(Dataset rows)
┌──

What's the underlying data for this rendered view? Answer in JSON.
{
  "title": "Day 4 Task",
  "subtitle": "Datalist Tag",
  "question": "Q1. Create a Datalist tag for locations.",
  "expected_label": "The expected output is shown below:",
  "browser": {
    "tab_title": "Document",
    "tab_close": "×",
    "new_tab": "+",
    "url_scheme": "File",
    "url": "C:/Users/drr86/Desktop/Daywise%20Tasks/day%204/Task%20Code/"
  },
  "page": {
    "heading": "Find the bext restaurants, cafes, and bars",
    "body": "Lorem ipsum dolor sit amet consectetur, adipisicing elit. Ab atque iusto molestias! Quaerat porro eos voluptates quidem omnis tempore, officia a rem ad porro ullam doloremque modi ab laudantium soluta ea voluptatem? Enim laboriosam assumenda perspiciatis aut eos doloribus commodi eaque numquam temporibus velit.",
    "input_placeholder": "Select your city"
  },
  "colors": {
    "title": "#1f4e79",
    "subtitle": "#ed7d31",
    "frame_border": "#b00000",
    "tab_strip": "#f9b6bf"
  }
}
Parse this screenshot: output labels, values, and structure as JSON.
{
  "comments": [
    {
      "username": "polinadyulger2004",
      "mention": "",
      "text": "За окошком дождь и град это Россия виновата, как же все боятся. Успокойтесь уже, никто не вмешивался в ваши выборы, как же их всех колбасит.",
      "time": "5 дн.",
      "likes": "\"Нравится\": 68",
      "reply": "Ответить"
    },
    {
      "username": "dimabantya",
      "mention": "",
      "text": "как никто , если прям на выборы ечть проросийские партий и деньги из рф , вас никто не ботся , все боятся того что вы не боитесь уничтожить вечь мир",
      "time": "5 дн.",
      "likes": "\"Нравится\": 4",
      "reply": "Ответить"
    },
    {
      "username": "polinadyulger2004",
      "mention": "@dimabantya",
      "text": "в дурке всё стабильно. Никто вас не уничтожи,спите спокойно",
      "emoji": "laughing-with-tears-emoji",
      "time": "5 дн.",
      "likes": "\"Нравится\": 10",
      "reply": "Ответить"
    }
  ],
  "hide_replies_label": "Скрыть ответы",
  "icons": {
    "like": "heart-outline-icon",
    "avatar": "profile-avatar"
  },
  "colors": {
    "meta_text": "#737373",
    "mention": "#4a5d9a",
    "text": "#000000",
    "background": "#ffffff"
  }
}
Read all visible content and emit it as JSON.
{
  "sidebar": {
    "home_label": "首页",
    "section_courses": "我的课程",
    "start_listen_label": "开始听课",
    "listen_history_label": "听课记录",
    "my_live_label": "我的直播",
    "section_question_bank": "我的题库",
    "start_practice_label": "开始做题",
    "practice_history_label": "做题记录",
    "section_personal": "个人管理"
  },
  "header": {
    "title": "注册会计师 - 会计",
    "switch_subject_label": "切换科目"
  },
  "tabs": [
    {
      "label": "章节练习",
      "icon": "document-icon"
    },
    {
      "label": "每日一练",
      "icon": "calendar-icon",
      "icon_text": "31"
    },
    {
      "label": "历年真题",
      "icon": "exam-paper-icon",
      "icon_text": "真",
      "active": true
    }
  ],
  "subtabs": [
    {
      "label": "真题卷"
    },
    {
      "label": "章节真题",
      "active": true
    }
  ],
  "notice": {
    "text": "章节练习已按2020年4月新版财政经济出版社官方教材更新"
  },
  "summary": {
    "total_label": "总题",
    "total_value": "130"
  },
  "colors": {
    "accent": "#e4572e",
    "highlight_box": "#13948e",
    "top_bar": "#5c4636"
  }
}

└──

_GIVEN EXERCISE_
Select every line where the word "likes" occurs.

_THE OUTPUT_
      "likes": "\"Нравится\": 68",
      "likes": "\"Нравится\": 4",
      "likes": "\"Нравится\": 10",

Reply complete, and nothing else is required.